┌────────

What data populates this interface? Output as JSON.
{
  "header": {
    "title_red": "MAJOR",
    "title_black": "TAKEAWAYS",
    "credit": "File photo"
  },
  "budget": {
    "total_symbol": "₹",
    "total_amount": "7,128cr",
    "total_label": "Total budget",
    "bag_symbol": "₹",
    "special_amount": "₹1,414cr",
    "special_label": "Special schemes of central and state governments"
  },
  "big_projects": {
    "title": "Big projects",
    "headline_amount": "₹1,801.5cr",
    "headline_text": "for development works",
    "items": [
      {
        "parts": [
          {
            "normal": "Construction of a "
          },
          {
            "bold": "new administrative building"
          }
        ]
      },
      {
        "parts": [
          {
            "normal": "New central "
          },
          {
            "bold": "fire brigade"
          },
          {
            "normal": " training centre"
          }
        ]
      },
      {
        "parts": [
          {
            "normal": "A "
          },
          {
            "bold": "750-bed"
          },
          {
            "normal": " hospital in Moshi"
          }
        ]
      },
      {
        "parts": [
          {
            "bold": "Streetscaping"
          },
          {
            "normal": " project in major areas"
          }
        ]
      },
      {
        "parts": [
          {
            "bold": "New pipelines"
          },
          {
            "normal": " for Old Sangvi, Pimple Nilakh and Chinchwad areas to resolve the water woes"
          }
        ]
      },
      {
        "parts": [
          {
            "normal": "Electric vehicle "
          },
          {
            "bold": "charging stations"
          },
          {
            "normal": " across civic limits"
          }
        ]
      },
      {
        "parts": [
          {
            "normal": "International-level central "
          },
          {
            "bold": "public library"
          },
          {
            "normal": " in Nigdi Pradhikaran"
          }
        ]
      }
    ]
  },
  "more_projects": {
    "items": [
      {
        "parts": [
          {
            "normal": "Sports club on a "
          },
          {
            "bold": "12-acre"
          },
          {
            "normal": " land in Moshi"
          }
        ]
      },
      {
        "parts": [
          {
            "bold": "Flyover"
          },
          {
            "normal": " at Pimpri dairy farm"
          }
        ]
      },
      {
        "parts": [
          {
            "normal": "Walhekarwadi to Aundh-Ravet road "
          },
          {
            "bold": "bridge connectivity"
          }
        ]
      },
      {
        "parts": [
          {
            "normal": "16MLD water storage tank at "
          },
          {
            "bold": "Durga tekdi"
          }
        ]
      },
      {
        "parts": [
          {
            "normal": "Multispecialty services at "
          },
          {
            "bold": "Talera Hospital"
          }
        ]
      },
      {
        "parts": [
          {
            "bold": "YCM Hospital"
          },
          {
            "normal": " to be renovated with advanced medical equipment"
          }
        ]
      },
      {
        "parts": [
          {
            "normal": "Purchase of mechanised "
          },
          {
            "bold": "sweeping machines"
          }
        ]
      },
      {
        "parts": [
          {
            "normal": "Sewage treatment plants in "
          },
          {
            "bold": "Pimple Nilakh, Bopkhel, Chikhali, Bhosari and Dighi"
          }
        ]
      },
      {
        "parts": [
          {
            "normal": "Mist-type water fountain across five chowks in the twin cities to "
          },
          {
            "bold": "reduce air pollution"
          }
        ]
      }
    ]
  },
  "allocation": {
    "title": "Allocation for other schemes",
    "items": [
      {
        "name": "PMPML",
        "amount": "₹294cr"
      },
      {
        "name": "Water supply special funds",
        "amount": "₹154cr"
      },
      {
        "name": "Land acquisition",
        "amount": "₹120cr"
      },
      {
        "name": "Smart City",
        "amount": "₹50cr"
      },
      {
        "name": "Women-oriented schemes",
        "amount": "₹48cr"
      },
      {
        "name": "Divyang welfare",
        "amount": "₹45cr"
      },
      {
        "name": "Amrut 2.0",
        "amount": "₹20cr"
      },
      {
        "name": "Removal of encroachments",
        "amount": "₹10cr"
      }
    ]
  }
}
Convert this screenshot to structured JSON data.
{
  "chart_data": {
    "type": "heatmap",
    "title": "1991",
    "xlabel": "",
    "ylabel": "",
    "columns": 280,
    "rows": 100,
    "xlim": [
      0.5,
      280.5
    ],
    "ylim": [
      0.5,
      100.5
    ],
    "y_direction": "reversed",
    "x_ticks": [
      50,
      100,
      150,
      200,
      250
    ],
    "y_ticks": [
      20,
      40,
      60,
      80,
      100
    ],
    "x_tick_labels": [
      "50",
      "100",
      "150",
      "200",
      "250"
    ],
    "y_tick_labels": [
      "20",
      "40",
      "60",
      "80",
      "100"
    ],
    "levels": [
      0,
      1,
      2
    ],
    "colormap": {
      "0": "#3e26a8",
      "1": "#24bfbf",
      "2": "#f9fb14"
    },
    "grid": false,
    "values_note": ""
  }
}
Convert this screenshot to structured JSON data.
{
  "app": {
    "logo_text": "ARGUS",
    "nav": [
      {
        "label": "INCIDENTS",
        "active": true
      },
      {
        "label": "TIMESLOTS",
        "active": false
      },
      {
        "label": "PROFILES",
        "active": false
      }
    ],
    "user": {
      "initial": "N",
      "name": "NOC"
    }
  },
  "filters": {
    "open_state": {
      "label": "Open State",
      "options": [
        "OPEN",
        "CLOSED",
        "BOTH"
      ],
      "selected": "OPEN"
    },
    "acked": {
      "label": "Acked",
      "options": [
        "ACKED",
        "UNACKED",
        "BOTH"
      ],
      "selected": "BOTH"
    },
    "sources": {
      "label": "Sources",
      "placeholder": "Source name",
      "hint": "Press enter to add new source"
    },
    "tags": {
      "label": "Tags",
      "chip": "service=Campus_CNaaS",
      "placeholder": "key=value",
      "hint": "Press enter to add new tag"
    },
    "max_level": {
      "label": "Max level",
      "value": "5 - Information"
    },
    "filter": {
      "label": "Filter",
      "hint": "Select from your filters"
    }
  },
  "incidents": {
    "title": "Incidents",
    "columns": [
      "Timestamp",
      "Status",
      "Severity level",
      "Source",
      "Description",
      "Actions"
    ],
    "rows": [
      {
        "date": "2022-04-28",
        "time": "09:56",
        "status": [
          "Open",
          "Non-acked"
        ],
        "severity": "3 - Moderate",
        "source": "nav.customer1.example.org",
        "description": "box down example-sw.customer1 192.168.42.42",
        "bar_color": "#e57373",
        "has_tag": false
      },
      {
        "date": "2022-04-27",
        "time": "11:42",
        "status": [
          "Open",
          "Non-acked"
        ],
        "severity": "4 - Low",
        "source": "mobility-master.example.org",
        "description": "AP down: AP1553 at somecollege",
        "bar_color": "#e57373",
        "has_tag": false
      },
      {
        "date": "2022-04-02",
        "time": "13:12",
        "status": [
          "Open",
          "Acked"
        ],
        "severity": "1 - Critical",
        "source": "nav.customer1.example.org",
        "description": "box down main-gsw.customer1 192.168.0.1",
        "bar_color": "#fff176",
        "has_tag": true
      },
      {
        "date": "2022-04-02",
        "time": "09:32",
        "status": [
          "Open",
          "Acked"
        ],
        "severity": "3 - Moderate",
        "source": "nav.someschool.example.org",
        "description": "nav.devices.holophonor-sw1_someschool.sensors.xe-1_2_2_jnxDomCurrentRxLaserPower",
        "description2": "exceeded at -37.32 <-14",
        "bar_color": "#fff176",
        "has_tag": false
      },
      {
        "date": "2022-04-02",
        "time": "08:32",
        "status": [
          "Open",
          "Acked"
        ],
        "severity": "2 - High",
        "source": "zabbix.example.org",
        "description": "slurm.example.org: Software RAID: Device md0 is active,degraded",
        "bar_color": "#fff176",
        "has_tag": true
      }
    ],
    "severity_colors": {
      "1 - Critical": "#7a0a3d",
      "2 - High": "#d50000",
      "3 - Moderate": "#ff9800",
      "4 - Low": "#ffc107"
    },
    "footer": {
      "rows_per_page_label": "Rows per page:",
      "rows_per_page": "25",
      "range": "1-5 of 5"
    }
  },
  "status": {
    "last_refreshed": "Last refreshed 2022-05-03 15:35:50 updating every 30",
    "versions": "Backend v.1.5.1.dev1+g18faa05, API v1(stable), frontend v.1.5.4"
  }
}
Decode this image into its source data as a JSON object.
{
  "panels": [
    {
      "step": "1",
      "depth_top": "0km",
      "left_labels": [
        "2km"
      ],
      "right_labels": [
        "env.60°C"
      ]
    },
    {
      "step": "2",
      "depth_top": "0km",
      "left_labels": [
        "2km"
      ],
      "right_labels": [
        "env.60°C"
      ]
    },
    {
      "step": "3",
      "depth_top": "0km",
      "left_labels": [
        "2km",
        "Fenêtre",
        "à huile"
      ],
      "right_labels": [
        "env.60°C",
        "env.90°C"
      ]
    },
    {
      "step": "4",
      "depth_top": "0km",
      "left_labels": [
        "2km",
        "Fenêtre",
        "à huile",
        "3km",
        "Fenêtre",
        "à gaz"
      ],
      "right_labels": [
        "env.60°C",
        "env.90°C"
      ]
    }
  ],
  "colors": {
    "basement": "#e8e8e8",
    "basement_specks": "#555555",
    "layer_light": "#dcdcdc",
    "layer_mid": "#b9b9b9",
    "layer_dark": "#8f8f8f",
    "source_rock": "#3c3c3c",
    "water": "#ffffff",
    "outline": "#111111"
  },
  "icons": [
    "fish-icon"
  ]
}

└────────

### PROBLEM
Each line containing "Pimple" counts once; state the total number of such lines and nothing else.

### OUTPUT
2